• TASK DESCRIPTION
Reproduce the lines of the material exactly, excluding every image.

** begin RAW DATA **

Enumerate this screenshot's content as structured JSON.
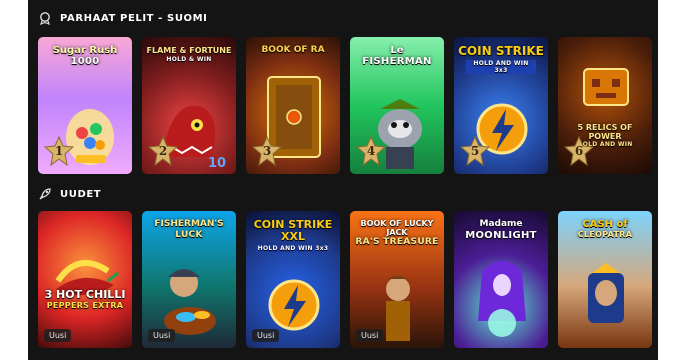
{
  "sections": {
    "top": {
      "title": "PARHAAT PELIT - SUOMI",
      "icon": "trophy-icon",
      "games": [
        {
          "title": "Sugar Rush",
          "sub": "1000",
          "rank": "1",
          "color": "#f9a8d4"
        },
        {
          "title": "FLAME & FORTUNE",
          "sub": "HOLD & WIN",
          "rank": "2",
          "color": "#b91c1c"
        },
        {
          "title": "BOOK OF RA",
          "sub": "",
          "rank": "3",
          "color": "#92400e"
        },
        {
          "title": "Le",
          "sub": "FISHERMAN",
          "rank": "4",
          "color": "#16a34a"
        },
        {
          "title": "COIN STRIKE",
          "sub": "HOLD AND WIN 3x3",
          "rank": "5",
          "color": "#1d4ed8"
        },
        {
          "title": "5 RELICS OF POWER",
          "sub": "HOLD AND WIN",
          "rank": "6",
          "color": "#b45309"
        }
      ]
    },
    "new": {
      "title": "UUDET",
      "icon": "rocket-icon",
      "badge": "Uusi",
      "games": [
        {
          "title": "3 HOT CHILLI",
          "sub": "PEPPERS EXTRA"
        },
        {
          "title": "FISHERMAN'S",
          "sub": "LUCK"
        },
        {
          "title": "COIN STRIKE XXL",
          "sub": "HOLD AND WIN 3x3"
        },
        {
          "title": "BOOK OF LUCKY JACK",
          "sub": "RA'S TREASURE"
        },
        {
          "title": "Madame",
          "sub": "MOONLIGHT"
        },
        {
          "title": "CASH of",
          "sub": "CLEOPATRA"
        }
      ]
    }
  }
}
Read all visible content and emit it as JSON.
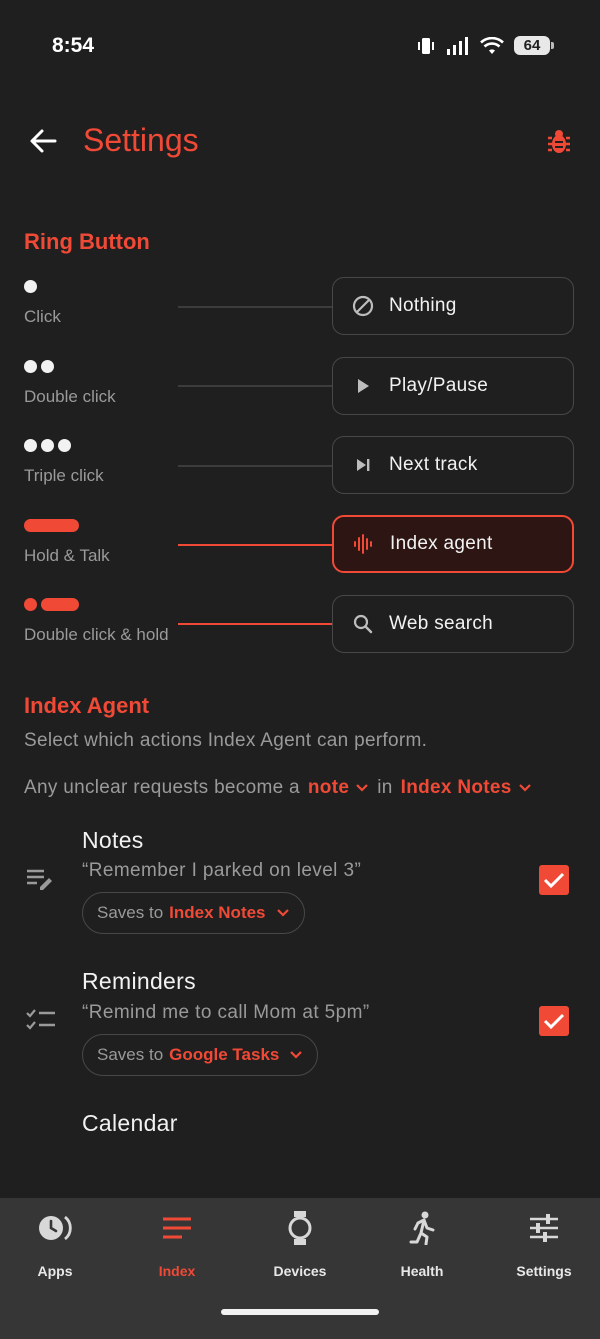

** end RAW DATA **

• TASK OUTPUT
Enumerate this screenshot's content as structured JSON.
{
  "sections": {
    "top": {
      "title": "PARHAAT PELIT - SUOMI",
      "icon": "trophy-icon",
      "games": [
        {
          "title": "Sugar Rush",
          "sub": "1000",
          "rank": "1",
          "color": "#f9a8d4"
        },
        {
          "title": "FLAME & FORTUNE",
          "sub": "HOLD & WIN",
          "rank": "2",
          "color": "#b91c1c"
        },
        {
          "title": "BOOK OF RA",
          "sub": "",
          "rank": "3",
          "color": "#92400e"
        },
        {
          "title": "Le",
          "sub": "FISHERMAN",
          "rank": "4",
          "color": "#16a34a"
        },
        {
          "title": "COIN STRIKE",
          "sub": "HOLD AND WIN 3x3",
          "rank": "5",
          "color": "#1d4ed8"
        },
        {
          "title": "5 RELICS OF POWER",
          "sub": "HOLD AND WIN",
          "rank": "6",
          "color": "#b45309"
        }
      ]
    },
    "new": {
      "title": "UUDET",
      "icon": "rocket-icon",
      "badge": "Uusi",
      "games": [
        {
          "title": "3 HOT CHILLI",
          "sub": "PEPPERS EXTRA"
        },
        {
          "title": "FISHERMAN'S",
          "sub": "LUCK"
        },
        {
          "title": "COIN STRIKE XXL",
          "sub": "HOLD AND WIN 3x3"
        },
        {
          "title": "BOOK OF LUCKY JACK",
          "sub": "RA'S TREASURE"
        },
        {
          "title": "Madame",
          "sub": "MOONLIGHT"
        },
        {
          "title": "CASH of",
          "sub": "CLEOPATRA"
        }
      ]
    }
  }
}
Read all visible content and emit it as JSON.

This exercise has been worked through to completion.